Set task 1: Rewrite the part of the records that opens with the line containing "Text: 1: 1 — [481, 49, 492, 64]" and runs through the end of the records as a Markdown table with the columns Row and Record line. Number each line, skip blank lines, and leave the pictures out.

The question, here, is not about entering the temple, but about putting restrictions on a woman’s behaviour, routine as well as sexual in the name of culture. This is not just patriarchal, but also political. Regulating women’s choices is the politics of maintaining the classist-castiest-patriarchal power relations. Diktats regarding clothes, hostel timings, night outs, relationships, sex, are not given because men have a special psychology, but because the state structure and corporates need patriarchy to extract maximum profit from the labour of masses. The state makes one section of toiling masses, men, to stand against another, women, by propagating, and instilling patriarchy through various ideological and coercive apparatuses, and makes the loot easier for itself. Relating women to ‘honour’ and secluding them from public places is the biggest politics that state has ever done with its people. By doing this, it has made half the population, a mere spectator of state’s policies and crimes, which is celebrated as ‘decency’ of women by another half.

Materials provided:

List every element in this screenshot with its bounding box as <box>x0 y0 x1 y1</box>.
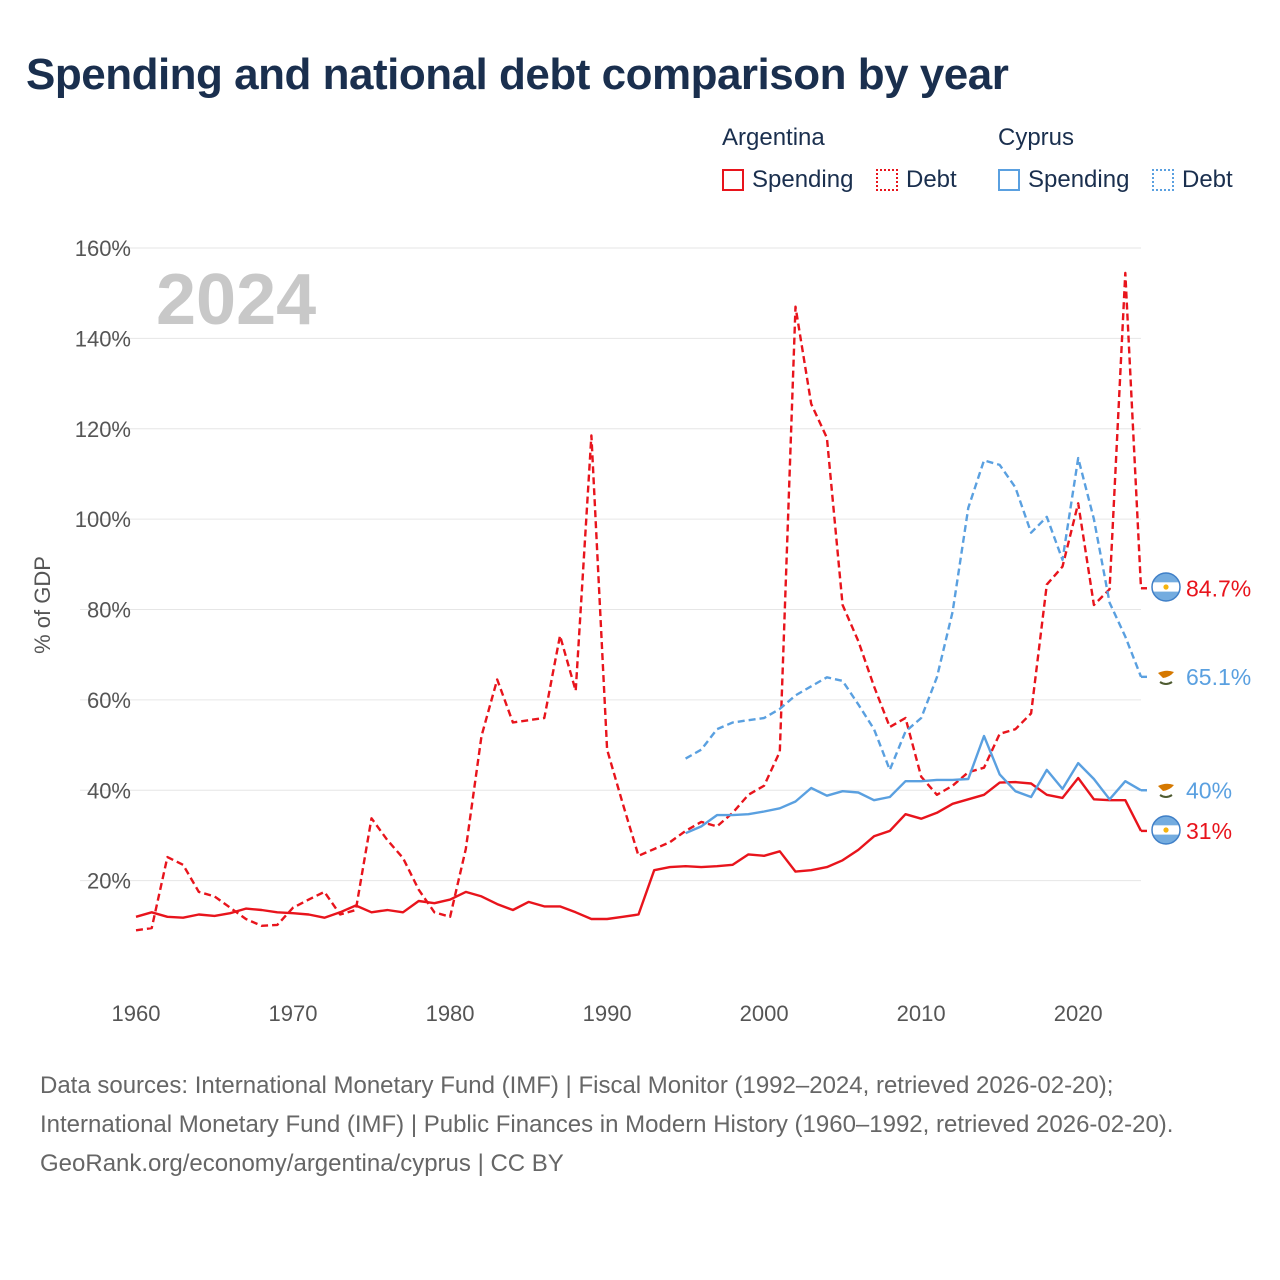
series-line-argentina-spending <box>135 776 1143 921</box>
series-line-cyprus-debt <box>685 456 1143 772</box>
legend-swatch-dotted <box>876 169 898 191</box>
legend-label: Spending <box>1028 166 1130 193</box>
source-credit-link[interactable]: GeoRank.org/economy/argentina/cyprus | C… <box>40 1150 564 1177</box>
y-tick-label: 40% <box>87 778 131 803</box>
y-axis: 20% 40% 60% 80% 100% 120% 140% 160% <box>75 236 131 894</box>
y-tick-label: 160% <box>75 236 131 261</box>
end-value-label: 31% <box>1186 818 1232 844</box>
x-tick-label: 1970 <box>269 1001 318 1026</box>
series-line-cyprus-spending <box>685 734 1142 835</box>
argentina-flag-icon <box>1151 572 1181 602</box>
chart-title: Spending and national debt comparison by… <box>26 50 1009 99</box>
line-chart: 20% 40% 60% 80% 100% 120% 140% 160% 1960 1970 198… <box>30 236 1251 1026</box>
legend-item-cyprus-spending[interactable]: Spending <box>998 166 1129 194</box>
cyprus-flag-icon <box>1154 665 1178 689</box>
legend-label: Debt <box>1182 166 1233 193</box>
x-tick-label: 1980 <box>426 1001 475 1026</box>
x-tick-label: 2000 <box>740 1001 789 1026</box>
legend-swatch-solid <box>998 169 1020 191</box>
legend-label: Spending <box>752 166 854 193</box>
y-tick-label: 60% <box>87 688 131 713</box>
legend-label: Debt <box>906 166 957 193</box>
y-axis-label: % of GDP <box>30 556 55 654</box>
x-tick-label: 2010 <box>897 1001 946 1026</box>
gridlines <box>80 247 1141 882</box>
legend-country-argentina: Argentina <box>722 124 825 151</box>
legend-swatch-solid <box>722 169 744 191</box>
x-axis: 1960 1970 1980 1990 2000 2010 2020 <box>112 1001 1103 1026</box>
legend-country-cyprus: Cyprus <box>998 124 1075 151</box>
year-label: 2024 <box>156 260 316 340</box>
legend-item-argentina-debt[interactable]: Debt <box>876 166 957 194</box>
y-tick-label: 100% <box>75 507 131 532</box>
end-value-label: 84.7% <box>1186 575 1251 601</box>
argentina-flag-icon <box>1151 815 1181 845</box>
y-tick-label: 80% <box>87 598 131 623</box>
end-value-label: 40% <box>1186 777 1232 803</box>
x-tick-label: 2020 <box>1054 1001 1103 1026</box>
x-tick-label: 1990 <box>583 1001 632 1026</box>
data-sources: Data sources: International Monetary Fun… <box>40 1072 1174 1138</box>
cyprus-flag-icon <box>1154 778 1178 802</box>
series-lines <box>135 271 1147 932</box>
footer: Data sources: International Monetary Fun… <box>40 1066 1240 1183</box>
legend-item-argentina-spending[interactable]: Spending <box>722 166 853 194</box>
end-labels: 84.7% 31% 65.1% 40% <box>1186 575 1251 844</box>
y-tick-label: 20% <box>87 869 131 894</box>
y-tick-label: 140% <box>75 326 131 351</box>
series-line-argentina-debt <box>135 271 1143 932</box>
y-tick-label: 120% <box>75 417 131 442</box>
legend-swatch-dotted <box>1152 169 1174 191</box>
x-tick-label: 1960 <box>112 1001 161 1026</box>
legend-item-cyprus-debt[interactable]: Debt <box>1152 166 1233 194</box>
end-value-label: 65.1% <box>1186 664 1251 690</box>
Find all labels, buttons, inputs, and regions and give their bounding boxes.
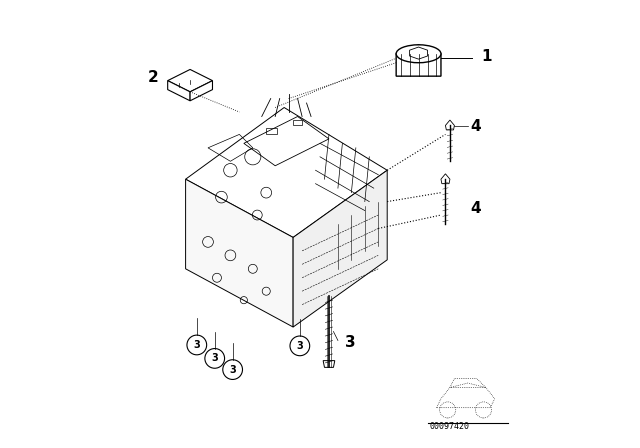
Text: 1: 1 — [481, 49, 492, 64]
Polygon shape — [441, 174, 450, 184]
Circle shape — [205, 349, 225, 368]
Text: 4: 4 — [470, 119, 481, 134]
Polygon shape — [168, 81, 190, 101]
Text: 2: 2 — [148, 70, 159, 85]
Text: 3: 3 — [345, 335, 355, 350]
Text: 00097420: 00097420 — [430, 422, 470, 431]
Polygon shape — [293, 170, 387, 327]
Polygon shape — [186, 108, 387, 237]
Polygon shape — [186, 179, 293, 327]
Text: 3: 3 — [229, 365, 236, 375]
Circle shape — [187, 335, 207, 355]
Circle shape — [223, 360, 243, 379]
Polygon shape — [244, 116, 329, 166]
Bar — [266, 128, 278, 134]
Polygon shape — [396, 45, 441, 76]
Polygon shape — [323, 361, 335, 367]
Polygon shape — [445, 120, 454, 130]
Text: 3: 3 — [296, 341, 303, 351]
Ellipse shape — [396, 45, 441, 63]
Text: 3: 3 — [193, 340, 200, 350]
Bar — [293, 120, 302, 125]
Circle shape — [290, 336, 310, 356]
Polygon shape — [190, 81, 212, 101]
Text: 4: 4 — [470, 201, 481, 216]
Polygon shape — [168, 69, 212, 92]
Text: 3: 3 — [211, 353, 218, 363]
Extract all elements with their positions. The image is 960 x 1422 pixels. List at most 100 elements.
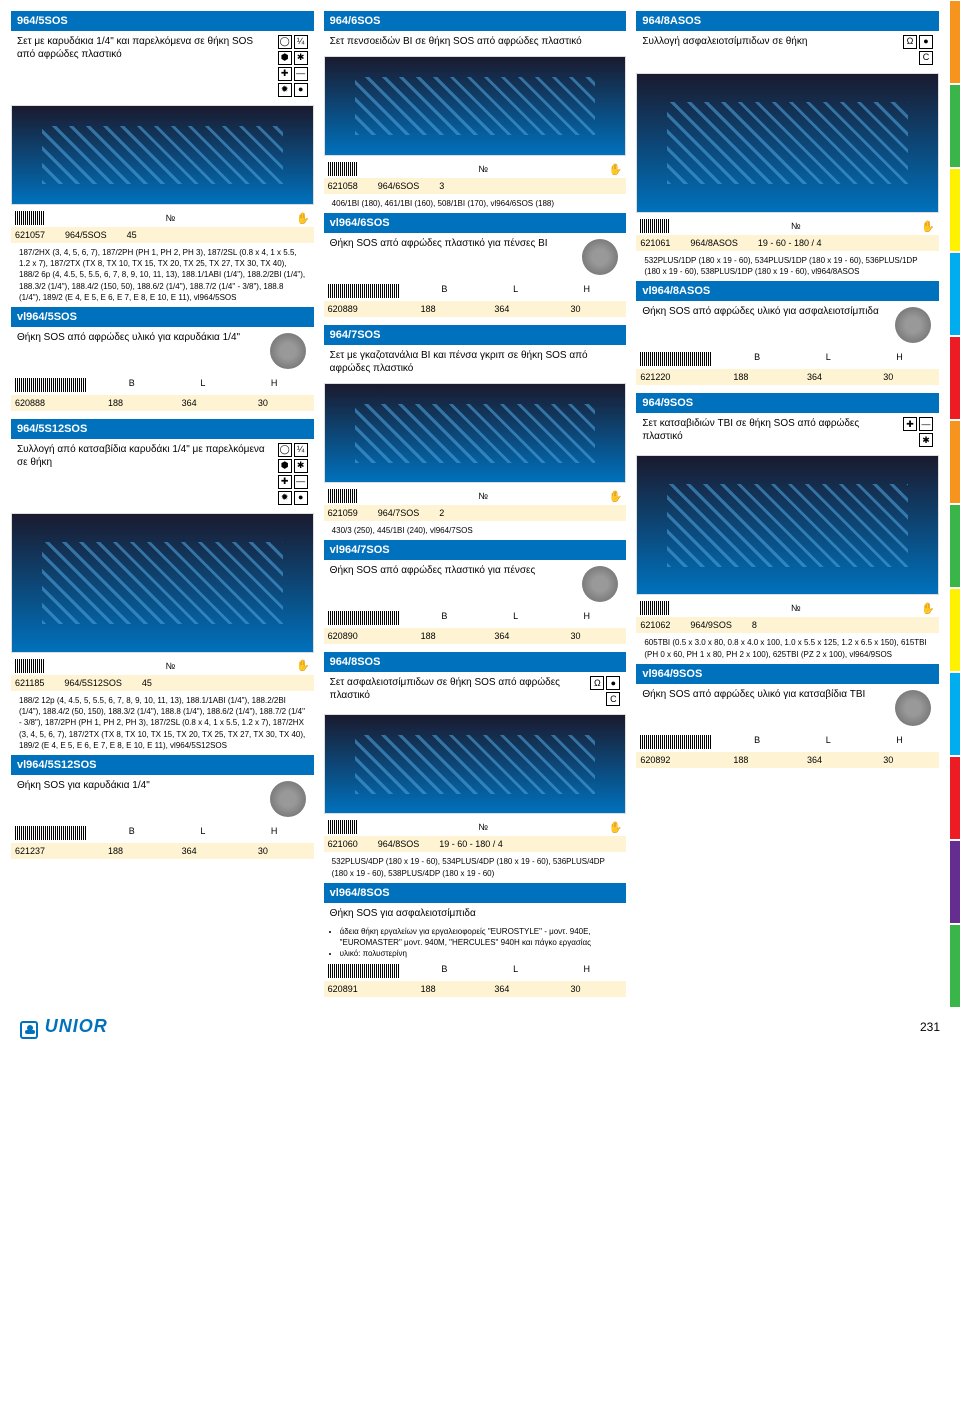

Set task 2:
Answer these questions from the text on patriarchy and the state:
(a) According to the text, why do the state structure and corporates need patriarchy?
(b) Which section of the toiling masses does the state make stand against which other section?
(c) What has the state made half the population, according to the text?

Worked solution 1:
| Row | Record line |
|---|---|
| 1 | Text: 1: 1 — [481, 49, 492, 64] |
| 2 | Polygon shape — [441, 174, 450, 184] |
| 3 | Circle shape — [205, 349, 225, 368] |
| 4 | Text: 4: 4 — [470, 119, 481, 134] |
| 5 | Polygon shape — [168, 81, 190, 101] |
| 6 | Text: 2: 2 — [148, 70, 159, 85] |
| 7 | Text: 3: 3 — [345, 335, 355, 350] |
| 8 | Text: 00097420: 00097420 — [430, 422, 470, 431] |
| 9 | Polygon shape — [293, 170, 387, 327] |
| 10 | Polygon shape — [186, 108, 387, 237] |
| 11 | Polygon shape — [186, 179, 293, 327] |
| 12 | Text: 3: 3 — [229, 365, 236, 375] |
| 13 | Circle shape — [187, 335, 207, 355] |
| 14 | Circle shape — [223, 360, 243, 379] |
| 15 | Polygon shape — [244, 116, 329, 166] |
| 16 | Bar — [266, 128, 278, 134] |
| 17 | Polygon shape — [396, 45, 441, 76] |
| 18 | Polygon shape — [323, 361, 335, 367] |
| 19 | Polygon shape — [445, 120, 454, 130] |
| 20 | Text: 3: 3 — [296, 341, 303, 351] |
| 21 | Ellipse shape — [396, 45, 441, 63] |
| 22 | Text: 3: 3 — [193, 340, 200, 350] |
| 23 | Bar — [293, 120, 302, 125] |
| 24 | Circle shape — [290, 336, 310, 356] |
| 25 | Polygon shape — [190, 81, 212, 101] |
| 26 | Text: 4: 4 — [470, 201, 481, 216] |
| 27 | Polygon shape — [168, 69, 212, 92] |
| 28 | Text: 3: 3 — [211, 353, 218, 363] |
| 29 | Extract all elements with their positions. The image is 960 x 1422 pixels. List at most 100 elements. |

Worked solution 2:
(a) To extract maximum profit from the labour of masses.
(b) Men are made to stand against women.
(c) A mere spectator of the state's policies and crimes.